ENTRIES SUPPLIED:
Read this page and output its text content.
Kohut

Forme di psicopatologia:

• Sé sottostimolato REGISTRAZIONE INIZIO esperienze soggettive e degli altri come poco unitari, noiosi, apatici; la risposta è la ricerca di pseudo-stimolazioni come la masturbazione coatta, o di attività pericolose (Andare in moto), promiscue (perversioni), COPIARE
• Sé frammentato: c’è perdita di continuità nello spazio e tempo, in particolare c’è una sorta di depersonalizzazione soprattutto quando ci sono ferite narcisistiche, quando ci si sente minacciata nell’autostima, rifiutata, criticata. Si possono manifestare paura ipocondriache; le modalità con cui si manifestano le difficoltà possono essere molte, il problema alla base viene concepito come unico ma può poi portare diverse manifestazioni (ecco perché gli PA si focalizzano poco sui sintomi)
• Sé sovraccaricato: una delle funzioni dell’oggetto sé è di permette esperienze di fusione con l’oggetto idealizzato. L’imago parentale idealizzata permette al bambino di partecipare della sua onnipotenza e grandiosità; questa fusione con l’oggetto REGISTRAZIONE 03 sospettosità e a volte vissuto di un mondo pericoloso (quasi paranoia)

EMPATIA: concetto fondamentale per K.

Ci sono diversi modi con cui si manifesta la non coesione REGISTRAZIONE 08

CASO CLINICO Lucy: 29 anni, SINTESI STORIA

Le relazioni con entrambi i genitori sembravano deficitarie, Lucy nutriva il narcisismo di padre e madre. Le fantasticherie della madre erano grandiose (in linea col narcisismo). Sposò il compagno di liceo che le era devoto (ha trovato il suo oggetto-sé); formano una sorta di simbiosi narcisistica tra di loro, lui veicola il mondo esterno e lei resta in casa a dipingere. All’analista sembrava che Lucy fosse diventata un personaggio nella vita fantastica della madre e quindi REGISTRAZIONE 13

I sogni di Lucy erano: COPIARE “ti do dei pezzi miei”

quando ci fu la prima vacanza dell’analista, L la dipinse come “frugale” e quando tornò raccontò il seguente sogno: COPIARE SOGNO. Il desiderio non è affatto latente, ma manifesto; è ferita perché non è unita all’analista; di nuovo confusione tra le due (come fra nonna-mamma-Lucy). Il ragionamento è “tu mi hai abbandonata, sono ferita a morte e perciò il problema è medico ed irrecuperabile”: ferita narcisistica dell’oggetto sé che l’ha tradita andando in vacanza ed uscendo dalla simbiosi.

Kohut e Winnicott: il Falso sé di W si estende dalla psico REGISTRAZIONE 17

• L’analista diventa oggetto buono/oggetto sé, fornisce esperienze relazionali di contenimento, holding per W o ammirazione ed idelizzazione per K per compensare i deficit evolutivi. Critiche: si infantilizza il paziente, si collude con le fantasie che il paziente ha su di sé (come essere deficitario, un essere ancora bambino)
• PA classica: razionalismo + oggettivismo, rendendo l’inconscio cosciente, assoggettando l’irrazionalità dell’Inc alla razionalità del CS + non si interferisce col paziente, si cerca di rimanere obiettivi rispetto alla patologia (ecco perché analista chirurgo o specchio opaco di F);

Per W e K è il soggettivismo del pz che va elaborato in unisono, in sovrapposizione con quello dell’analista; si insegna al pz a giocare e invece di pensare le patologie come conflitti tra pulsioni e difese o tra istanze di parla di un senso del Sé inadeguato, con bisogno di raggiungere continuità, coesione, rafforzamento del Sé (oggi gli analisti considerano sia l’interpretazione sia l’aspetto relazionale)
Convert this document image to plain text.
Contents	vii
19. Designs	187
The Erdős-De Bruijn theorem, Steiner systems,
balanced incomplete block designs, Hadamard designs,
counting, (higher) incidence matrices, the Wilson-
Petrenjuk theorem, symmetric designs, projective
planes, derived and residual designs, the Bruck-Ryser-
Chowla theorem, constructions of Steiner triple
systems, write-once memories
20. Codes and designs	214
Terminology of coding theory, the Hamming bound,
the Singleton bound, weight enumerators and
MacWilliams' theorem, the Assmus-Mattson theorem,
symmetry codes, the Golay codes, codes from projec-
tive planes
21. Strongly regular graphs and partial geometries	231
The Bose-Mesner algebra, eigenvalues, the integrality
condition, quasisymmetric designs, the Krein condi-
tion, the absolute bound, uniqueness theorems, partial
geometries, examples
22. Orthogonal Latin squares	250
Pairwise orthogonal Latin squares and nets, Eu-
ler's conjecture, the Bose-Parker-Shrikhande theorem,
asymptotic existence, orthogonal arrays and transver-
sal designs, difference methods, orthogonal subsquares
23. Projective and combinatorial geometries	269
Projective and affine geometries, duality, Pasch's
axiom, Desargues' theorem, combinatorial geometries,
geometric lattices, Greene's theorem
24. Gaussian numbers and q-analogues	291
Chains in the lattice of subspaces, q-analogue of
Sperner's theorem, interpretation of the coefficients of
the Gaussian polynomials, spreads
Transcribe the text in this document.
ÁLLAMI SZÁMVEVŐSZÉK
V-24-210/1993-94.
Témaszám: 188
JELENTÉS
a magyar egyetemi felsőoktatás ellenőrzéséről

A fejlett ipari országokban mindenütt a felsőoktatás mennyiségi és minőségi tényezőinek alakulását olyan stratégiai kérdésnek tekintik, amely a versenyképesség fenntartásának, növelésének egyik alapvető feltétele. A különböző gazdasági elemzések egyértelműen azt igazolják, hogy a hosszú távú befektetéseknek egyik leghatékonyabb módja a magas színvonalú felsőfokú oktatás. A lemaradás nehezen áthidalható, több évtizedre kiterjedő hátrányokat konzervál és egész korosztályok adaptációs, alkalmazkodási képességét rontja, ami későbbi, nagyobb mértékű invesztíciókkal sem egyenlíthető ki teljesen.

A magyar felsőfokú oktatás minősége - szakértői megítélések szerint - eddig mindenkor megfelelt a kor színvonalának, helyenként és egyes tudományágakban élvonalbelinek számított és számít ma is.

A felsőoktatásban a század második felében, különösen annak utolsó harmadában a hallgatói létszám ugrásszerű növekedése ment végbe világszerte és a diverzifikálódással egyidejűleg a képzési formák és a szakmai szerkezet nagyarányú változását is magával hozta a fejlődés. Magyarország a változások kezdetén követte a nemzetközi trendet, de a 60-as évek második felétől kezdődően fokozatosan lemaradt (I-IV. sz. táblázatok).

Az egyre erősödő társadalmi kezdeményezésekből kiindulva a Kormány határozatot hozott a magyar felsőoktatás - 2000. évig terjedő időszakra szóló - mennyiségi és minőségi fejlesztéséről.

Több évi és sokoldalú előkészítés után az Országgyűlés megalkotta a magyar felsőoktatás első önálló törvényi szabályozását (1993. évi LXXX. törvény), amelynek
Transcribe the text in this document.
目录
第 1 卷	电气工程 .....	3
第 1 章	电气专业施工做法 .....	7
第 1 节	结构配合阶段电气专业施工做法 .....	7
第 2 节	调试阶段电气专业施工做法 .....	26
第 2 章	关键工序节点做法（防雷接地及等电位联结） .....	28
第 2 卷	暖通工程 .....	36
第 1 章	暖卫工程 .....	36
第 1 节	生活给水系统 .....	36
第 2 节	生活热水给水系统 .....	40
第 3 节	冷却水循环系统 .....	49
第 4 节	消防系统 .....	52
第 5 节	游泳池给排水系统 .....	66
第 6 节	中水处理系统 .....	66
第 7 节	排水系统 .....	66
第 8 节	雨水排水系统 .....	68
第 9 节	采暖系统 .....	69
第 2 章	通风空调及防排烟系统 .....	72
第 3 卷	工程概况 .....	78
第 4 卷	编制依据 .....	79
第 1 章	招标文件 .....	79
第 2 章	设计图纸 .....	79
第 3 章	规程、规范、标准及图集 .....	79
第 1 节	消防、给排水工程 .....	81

WRITTEN INSTRUCTION: Going over the lines above, work out how many include "systems", then give only that number.

TASK RESPONSE: 2